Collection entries
────────────────────
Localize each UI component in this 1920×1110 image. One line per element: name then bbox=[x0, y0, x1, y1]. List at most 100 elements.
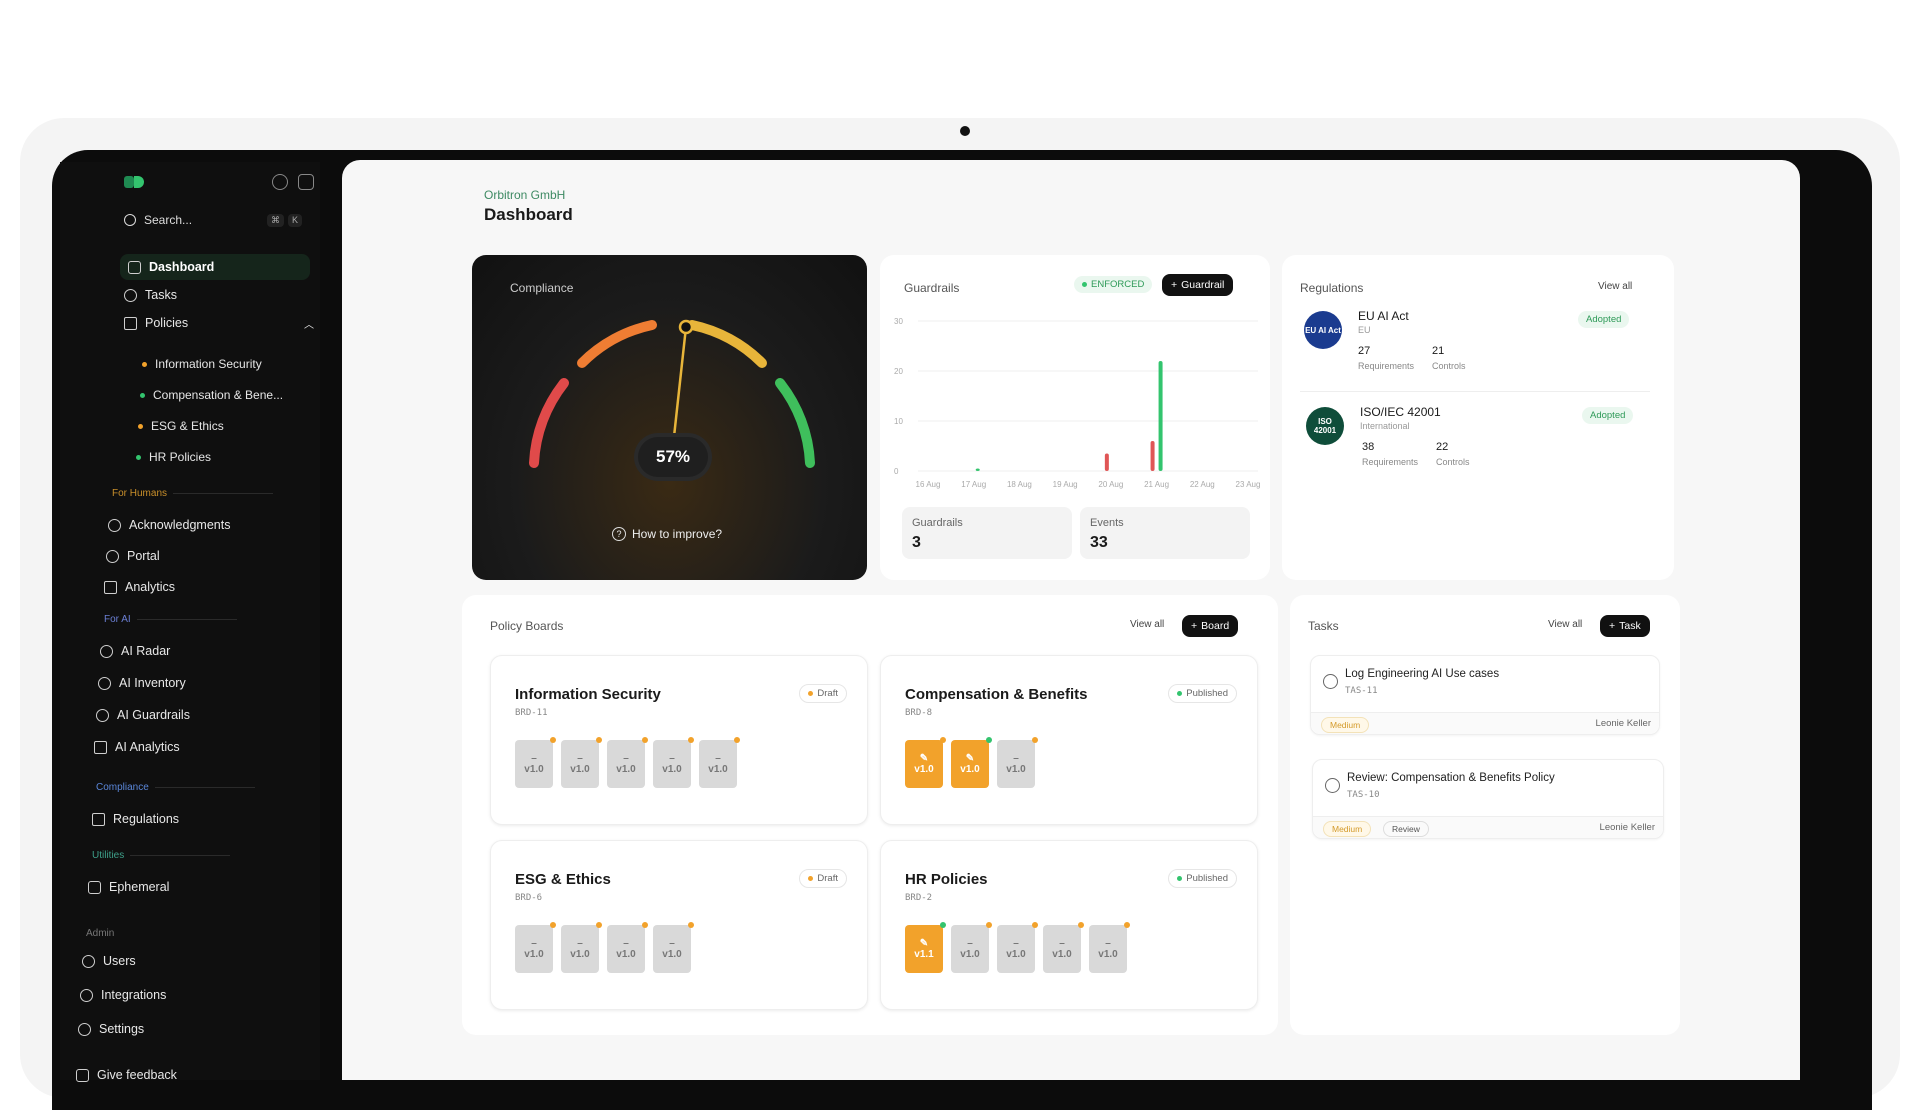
sidebar-item-ai-radar[interactable]: AI Radar bbox=[100, 638, 170, 664]
version-tile[interactable]: – v1.0 bbox=[607, 922, 648, 973]
tasks-view-all-link[interactable]: View all bbox=[1548, 619, 1582, 630]
task-checkbox[interactable] bbox=[1325, 778, 1340, 793]
task-item[interactable]: Review: Compensation & Benefits Policy T… bbox=[1312, 759, 1664, 839]
sidebar-item-ai-inventory[interactable]: AI Inventory bbox=[98, 670, 186, 696]
status-dot bbox=[136, 454, 141, 460]
version-tile[interactable]: – v1.0 bbox=[699, 737, 740, 788]
sidebar-item-tasks[interactable]: Tasks bbox=[124, 282, 177, 308]
sidebar-item-settings[interactable]: Settings bbox=[78, 1016, 144, 1042]
chart-icon bbox=[104, 580, 117, 594]
sidebar-policy-information-security[interactable]: Information Security bbox=[142, 357, 262, 371]
requirements-count: 27 bbox=[1358, 345, 1371, 357]
board-hr-policies[interactable]: HR Policies BRD-2 Published ✎ v1.1 – v1.0 … bbox=[880, 840, 1258, 1010]
version-tile[interactable]: – v1.0 bbox=[997, 737, 1038, 788]
chart-bar bbox=[975, 468, 980, 471]
sidebar-policy-compensation[interactable]: Compensation & Bene... bbox=[140, 388, 283, 402]
search-input[interactable]: Search... ⌘ K bbox=[124, 206, 302, 234]
sidebar: Search... ⌘ K Dashboard Tasks Policies ︿ … bbox=[60, 162, 320, 1082]
guardrails-card: Guardrails ENFORCED + Guardrail 0 10 20 30 16… bbox=[880, 255, 1270, 580]
x-tick-label: 22 Aug bbox=[1190, 480, 1215, 489]
document-icon bbox=[124, 316, 137, 330]
version-tile[interactable]: ✎ v1.0 bbox=[905, 737, 946, 788]
controls-count: 21 bbox=[1432, 345, 1445, 357]
regulations-view-all-link[interactable]: View all bbox=[1598, 281, 1632, 292]
sidebar-item-ai-analytics[interactable]: AI Analytics bbox=[94, 734, 180, 760]
task-item[interactable]: Log Engineering AI Use cases TAS-11 Medi… bbox=[1310, 655, 1660, 735]
version-tile[interactable]: – v1.0 bbox=[1043, 922, 1084, 973]
sidebar-item-users[interactable]: Users bbox=[82, 948, 136, 974]
sidebar-item-acknowledgments[interactable]: Acknowledgments bbox=[108, 512, 230, 538]
globe-icon bbox=[106, 549, 119, 563]
policy-label: Information Security bbox=[155, 357, 262, 371]
version-tile[interactable]: ✎ v1.1 bbox=[905, 922, 946, 973]
board-compensation-benefits[interactable]: Compensation & Benefits BRD-8 Published … bbox=[880, 655, 1258, 825]
compliance-card[interactable]: Compliance 57% ? How to improve? bbox=[472, 255, 867, 580]
version-tile[interactable]: – v1.0 bbox=[951, 922, 992, 973]
sidebar-item-label: Acknowledgments bbox=[129, 518, 231, 532]
globe-icon[interactable] bbox=[272, 174, 288, 190]
regulation-name[interactable]: ISO/IEC 42001 bbox=[1360, 405, 1441, 419]
give-feedback-button[interactable]: Give feedback bbox=[76, 1062, 177, 1088]
regulation-name[interactable]: EU AI Act bbox=[1358, 309, 1409, 323]
version-tile[interactable]: – v1.0 bbox=[653, 922, 694, 973]
add-guardrail-button[interactable]: + Guardrail bbox=[1162, 274, 1234, 296]
x-tick-label: 20 Aug bbox=[1098, 480, 1123, 489]
gauge-needle bbox=[670, 326, 688, 456]
plus-icon: + bbox=[1171, 279, 1178, 291]
version-tile[interactable]: – v1.0 bbox=[561, 922, 602, 973]
board-esg-ethics[interactable]: ESG & Ethics BRD-6 Draft – v1.0 – v1.0 – v1… bbox=[490, 840, 868, 1010]
camera-dot bbox=[960, 126, 970, 136]
sidebar-item-policies[interactable]: Policies ︿ bbox=[124, 310, 314, 336]
gear-icon bbox=[78, 1022, 91, 1036]
status-dot bbox=[142, 361, 147, 367]
version-tile[interactable]: – v1.0 bbox=[997, 922, 1038, 973]
users-icon bbox=[82, 954, 95, 968]
board-id: BRD-2 bbox=[905, 893, 933, 903]
version-tile[interactable]: – v1.0 bbox=[607, 737, 648, 788]
add-board-button[interactable]: + Board bbox=[1182, 615, 1239, 637]
radar-icon bbox=[100, 644, 113, 658]
chart-bar bbox=[1150, 441, 1155, 471]
board-information-security[interactable]: Information Security BRD-11 Draft – v1.0 … bbox=[490, 655, 868, 825]
status-badge: Draft bbox=[799, 869, 847, 888]
chart-bar bbox=[1104, 453, 1109, 471]
version-tile[interactable]: – v1.0 bbox=[653, 737, 694, 788]
policy-boards-title: Policy Boards bbox=[490, 619, 564, 633]
boards-view-all-link[interactable]: View all bbox=[1130, 619, 1164, 630]
sidebar-item-regulations[interactable]: Regulations bbox=[92, 806, 179, 832]
sidebar-item-dashboard[interactable]: Dashboard bbox=[120, 254, 310, 280]
chevron-up-icon[interactable]: ︿ bbox=[304, 316, 314, 331]
sidebar-item-ai-guardrails[interactable]: AI Guardrails bbox=[96, 702, 190, 728]
sidebar-item-label: Regulations bbox=[113, 812, 180, 826]
task-checkbox[interactable] bbox=[1323, 674, 1338, 689]
x-tick-label: 23 Aug bbox=[1236, 480, 1261, 489]
sidebar-policy-esg[interactable]: ESG & Ethics bbox=[138, 419, 224, 433]
sidebar-item-label: Tasks bbox=[145, 288, 177, 302]
sidebar-item-ephemeral[interactable]: Ephemeral bbox=[88, 874, 169, 900]
add-task-button[interactable]: + Task bbox=[1600, 615, 1650, 637]
sidebar-toggle-icon[interactable] bbox=[298, 174, 314, 190]
events-count-stat: Events 33 bbox=[1080, 507, 1250, 559]
version-tile[interactable]: – v1.0 bbox=[515, 922, 556, 973]
shield-icon bbox=[96, 708, 109, 722]
sidebar-item-label: Ephemeral bbox=[109, 880, 170, 894]
sidebar-item-portal[interactable]: Portal bbox=[106, 543, 160, 569]
tasks-card: Tasks View all + Task Log Engineering AI … bbox=[1290, 595, 1680, 1035]
sidebar-policy-hr[interactable]: HR Policies bbox=[136, 450, 211, 464]
how-to-improve-link[interactable]: ? How to improve? bbox=[612, 527, 722, 541]
version-tile[interactable]: – v1.0 bbox=[1089, 922, 1130, 973]
y-tick-label: 20 bbox=[894, 367, 903, 376]
sidebar-item-integrations[interactable]: Integrations bbox=[80, 982, 166, 1008]
compliance-value: 57% bbox=[638, 437, 708, 477]
page-title: Dashboard bbox=[484, 205, 573, 224]
inventory-icon bbox=[98, 676, 111, 690]
version-tile[interactable]: – v1.0 bbox=[515, 737, 556, 788]
person-sign-icon bbox=[108, 518, 121, 532]
x-tick-label: 21 Aug bbox=[1144, 480, 1169, 489]
version-tile[interactable]: ✎ v1.0 bbox=[951, 737, 992, 788]
sidebar-item-label: AI Radar bbox=[121, 644, 171, 658]
requirements-label: Requirements bbox=[1362, 457, 1419, 467]
version-tile[interactable]: – v1.0 bbox=[561, 737, 602, 788]
sidebar-item-analytics[interactable]: Analytics bbox=[104, 574, 175, 600]
regulation-region: International bbox=[1360, 421, 1410, 431]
────────────────────
> WHAT IS BEING ASKED:
Identify every line in the items above that contains the string "Policies", matching case, and copy each of those lines.

> FINISHED EXERCISE:
board-hr-policies[interactable]: HR Policies BRD-2 Published ✎ v1.1 – v1.0 … bbox=[880, 840, 1258, 1010]
sidebar: Search... ⌘ K Dashboard Tasks Policies ︿ … bbox=[60, 162, 320, 1082]
sidebar-item-policies[interactable]: Policies ︿ bbox=[124, 310, 314, 336]
sidebar-policy-hr[interactable]: HR Policies bbox=[136, 450, 211, 464]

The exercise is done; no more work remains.